> **Problem to solve**: Check every line for the word "Шестакова" and state how many lines have it. Reply with the number alone.

○ ○ ○ ○

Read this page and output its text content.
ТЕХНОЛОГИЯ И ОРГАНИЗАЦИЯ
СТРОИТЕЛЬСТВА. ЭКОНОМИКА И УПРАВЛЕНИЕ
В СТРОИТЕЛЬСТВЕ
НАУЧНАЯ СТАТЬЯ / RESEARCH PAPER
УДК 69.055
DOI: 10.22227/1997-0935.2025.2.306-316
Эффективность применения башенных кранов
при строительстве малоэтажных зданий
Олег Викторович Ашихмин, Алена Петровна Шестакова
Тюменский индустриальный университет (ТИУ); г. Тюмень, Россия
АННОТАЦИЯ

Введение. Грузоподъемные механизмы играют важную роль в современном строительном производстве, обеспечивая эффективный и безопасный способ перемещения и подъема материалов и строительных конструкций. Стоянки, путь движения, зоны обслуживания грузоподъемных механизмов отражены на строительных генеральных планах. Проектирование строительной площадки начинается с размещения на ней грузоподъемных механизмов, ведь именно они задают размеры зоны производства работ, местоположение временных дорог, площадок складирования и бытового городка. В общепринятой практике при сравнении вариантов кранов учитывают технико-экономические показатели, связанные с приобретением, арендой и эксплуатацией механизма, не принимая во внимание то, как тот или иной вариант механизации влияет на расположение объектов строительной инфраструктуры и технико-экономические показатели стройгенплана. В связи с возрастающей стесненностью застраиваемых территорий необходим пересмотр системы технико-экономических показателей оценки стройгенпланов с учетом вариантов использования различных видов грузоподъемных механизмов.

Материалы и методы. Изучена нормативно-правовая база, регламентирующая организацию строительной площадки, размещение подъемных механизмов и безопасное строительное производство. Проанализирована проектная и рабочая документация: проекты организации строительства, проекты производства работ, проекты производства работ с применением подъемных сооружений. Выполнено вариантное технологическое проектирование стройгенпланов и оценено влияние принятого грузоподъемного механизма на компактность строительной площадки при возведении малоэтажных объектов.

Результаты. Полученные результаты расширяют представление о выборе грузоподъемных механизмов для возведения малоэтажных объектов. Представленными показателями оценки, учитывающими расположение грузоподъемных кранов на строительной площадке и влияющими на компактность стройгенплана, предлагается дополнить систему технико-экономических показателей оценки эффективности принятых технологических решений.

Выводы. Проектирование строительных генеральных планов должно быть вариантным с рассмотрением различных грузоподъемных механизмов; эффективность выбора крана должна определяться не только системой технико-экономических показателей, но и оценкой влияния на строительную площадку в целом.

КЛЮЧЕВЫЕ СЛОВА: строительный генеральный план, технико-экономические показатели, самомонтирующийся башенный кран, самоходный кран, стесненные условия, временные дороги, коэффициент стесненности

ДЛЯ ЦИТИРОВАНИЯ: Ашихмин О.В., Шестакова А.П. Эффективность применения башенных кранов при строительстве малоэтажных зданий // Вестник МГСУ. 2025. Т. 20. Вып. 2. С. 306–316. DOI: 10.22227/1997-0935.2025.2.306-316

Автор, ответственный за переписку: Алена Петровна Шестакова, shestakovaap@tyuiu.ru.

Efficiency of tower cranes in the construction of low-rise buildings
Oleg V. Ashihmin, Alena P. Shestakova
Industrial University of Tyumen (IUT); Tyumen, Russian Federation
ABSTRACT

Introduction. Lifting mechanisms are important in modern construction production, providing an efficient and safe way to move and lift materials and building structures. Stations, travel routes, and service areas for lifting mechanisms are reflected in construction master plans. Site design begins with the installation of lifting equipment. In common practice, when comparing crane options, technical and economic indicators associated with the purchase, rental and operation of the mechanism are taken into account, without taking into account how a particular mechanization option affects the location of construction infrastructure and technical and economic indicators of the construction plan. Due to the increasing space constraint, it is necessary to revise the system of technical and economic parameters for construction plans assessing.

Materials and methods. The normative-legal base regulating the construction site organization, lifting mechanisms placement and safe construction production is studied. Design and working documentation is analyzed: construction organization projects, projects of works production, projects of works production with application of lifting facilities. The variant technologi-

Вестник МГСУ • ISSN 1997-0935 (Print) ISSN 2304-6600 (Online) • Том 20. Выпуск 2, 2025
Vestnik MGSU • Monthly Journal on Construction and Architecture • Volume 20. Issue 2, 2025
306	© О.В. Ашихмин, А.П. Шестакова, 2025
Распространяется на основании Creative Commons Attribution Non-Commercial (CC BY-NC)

○ ○ ○ ○

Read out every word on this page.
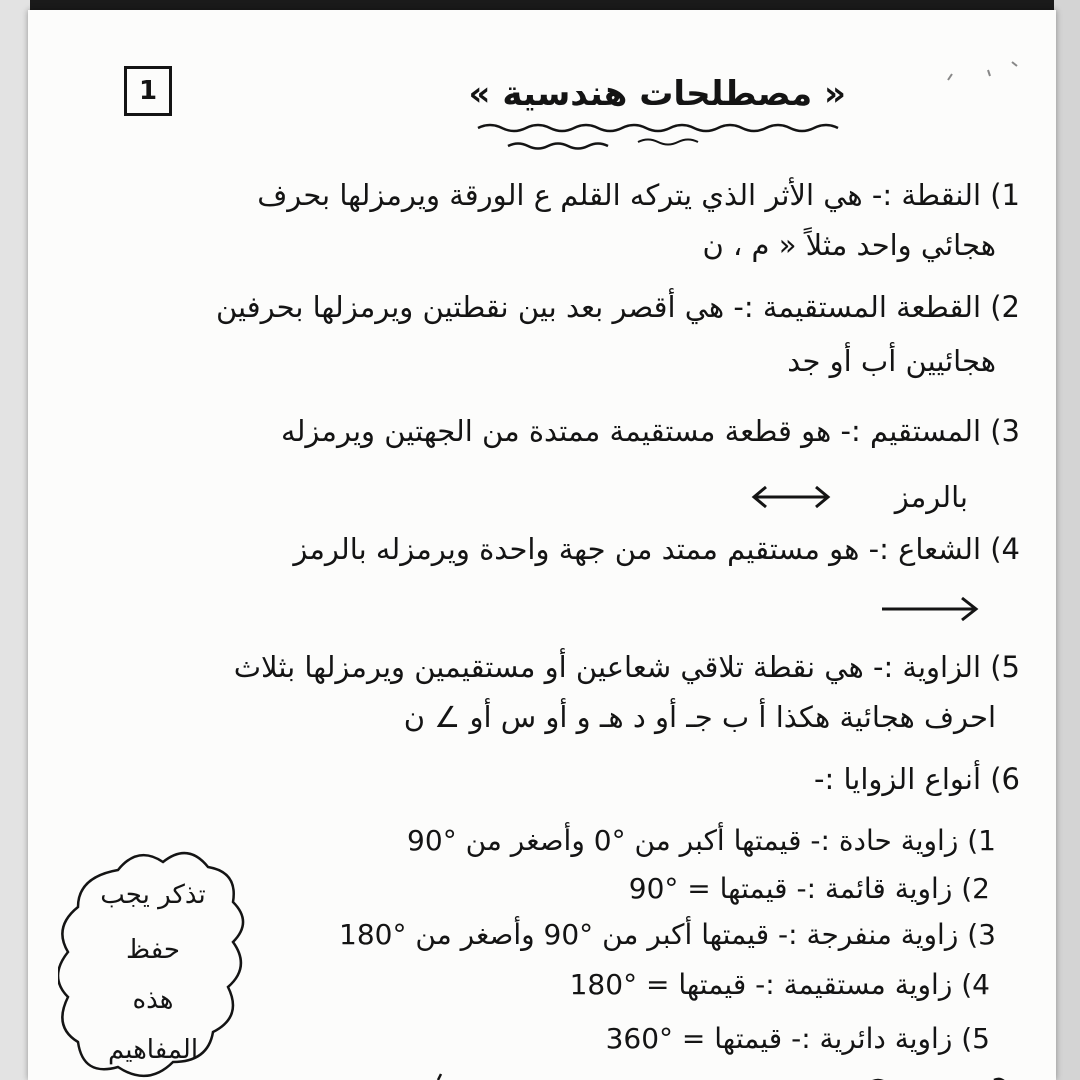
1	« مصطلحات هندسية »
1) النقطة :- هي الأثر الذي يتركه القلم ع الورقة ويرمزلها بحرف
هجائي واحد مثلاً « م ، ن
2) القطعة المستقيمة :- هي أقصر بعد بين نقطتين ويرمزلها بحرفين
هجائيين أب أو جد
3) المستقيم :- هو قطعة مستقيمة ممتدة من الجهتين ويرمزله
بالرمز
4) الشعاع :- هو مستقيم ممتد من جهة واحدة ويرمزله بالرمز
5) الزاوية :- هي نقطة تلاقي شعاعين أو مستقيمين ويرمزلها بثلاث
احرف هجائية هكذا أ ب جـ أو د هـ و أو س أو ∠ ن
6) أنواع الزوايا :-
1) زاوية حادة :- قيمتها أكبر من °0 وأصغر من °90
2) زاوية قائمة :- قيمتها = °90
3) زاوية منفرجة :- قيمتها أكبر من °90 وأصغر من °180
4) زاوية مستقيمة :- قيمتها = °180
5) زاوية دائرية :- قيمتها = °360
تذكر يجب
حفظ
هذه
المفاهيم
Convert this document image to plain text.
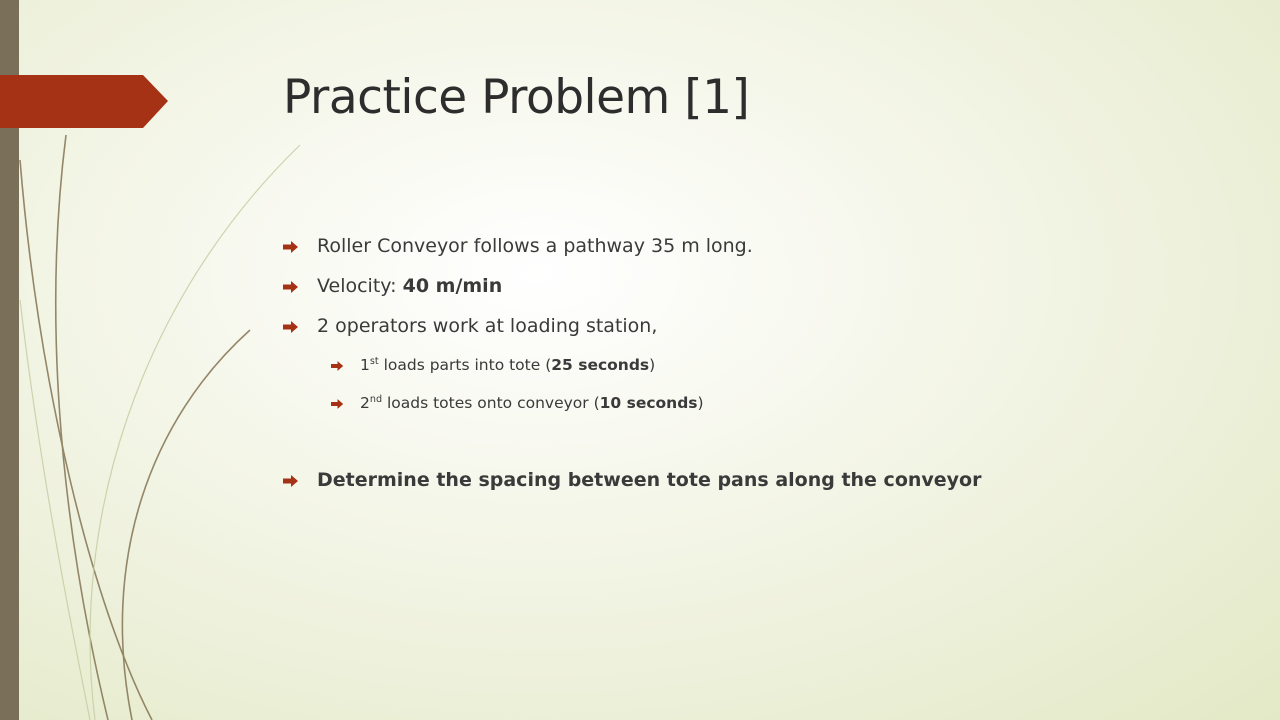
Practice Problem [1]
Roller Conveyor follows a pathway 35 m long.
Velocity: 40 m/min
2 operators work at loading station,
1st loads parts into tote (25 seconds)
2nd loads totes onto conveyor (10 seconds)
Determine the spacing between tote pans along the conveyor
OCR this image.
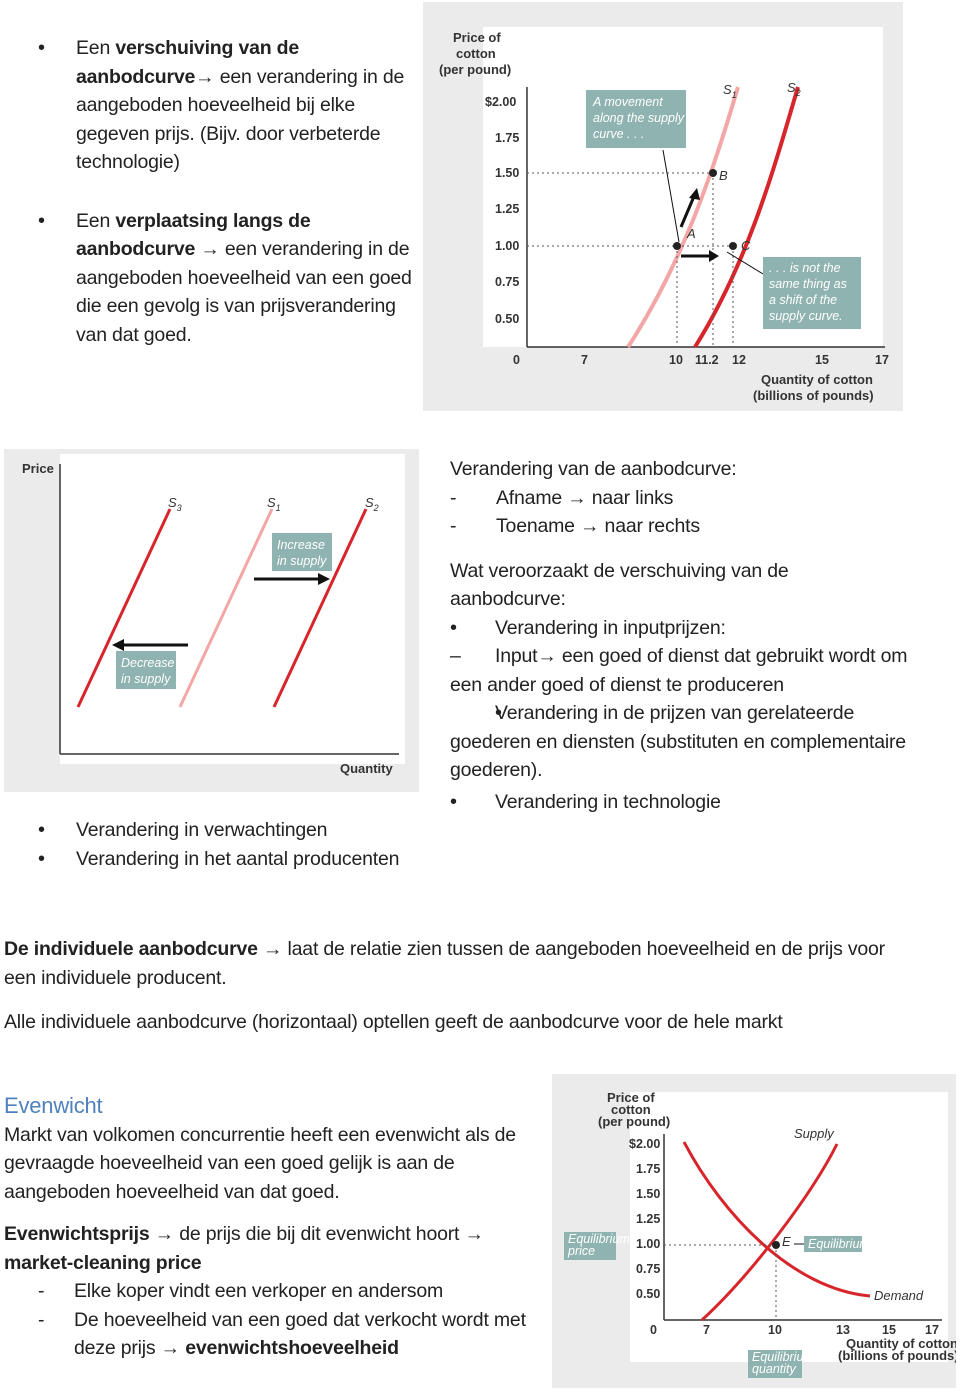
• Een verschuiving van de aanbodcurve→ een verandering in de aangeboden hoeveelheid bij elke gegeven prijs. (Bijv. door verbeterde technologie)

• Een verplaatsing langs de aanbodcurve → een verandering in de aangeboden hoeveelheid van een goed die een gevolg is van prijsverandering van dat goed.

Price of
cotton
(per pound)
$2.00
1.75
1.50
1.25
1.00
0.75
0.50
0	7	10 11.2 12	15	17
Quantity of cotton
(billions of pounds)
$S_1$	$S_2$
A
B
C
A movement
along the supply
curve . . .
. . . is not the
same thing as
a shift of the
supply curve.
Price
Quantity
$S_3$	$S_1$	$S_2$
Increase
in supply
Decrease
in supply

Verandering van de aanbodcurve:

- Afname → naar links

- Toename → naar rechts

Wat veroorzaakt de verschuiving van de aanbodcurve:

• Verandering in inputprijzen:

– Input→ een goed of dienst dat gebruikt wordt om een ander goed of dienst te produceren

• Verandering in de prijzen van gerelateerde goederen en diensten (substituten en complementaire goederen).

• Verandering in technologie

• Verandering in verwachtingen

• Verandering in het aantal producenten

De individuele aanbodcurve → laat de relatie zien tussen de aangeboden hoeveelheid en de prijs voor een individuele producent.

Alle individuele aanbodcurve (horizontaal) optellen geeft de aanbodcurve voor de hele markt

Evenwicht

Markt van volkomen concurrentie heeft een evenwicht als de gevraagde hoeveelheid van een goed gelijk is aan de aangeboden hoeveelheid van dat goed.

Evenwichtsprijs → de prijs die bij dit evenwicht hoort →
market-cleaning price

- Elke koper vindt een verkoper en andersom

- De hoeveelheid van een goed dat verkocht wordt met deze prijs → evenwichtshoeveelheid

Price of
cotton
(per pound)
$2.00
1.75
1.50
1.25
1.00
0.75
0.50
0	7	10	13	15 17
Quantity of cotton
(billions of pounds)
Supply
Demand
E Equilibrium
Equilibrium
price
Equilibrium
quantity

○ ○ ○ ○

> **Task solution**: 4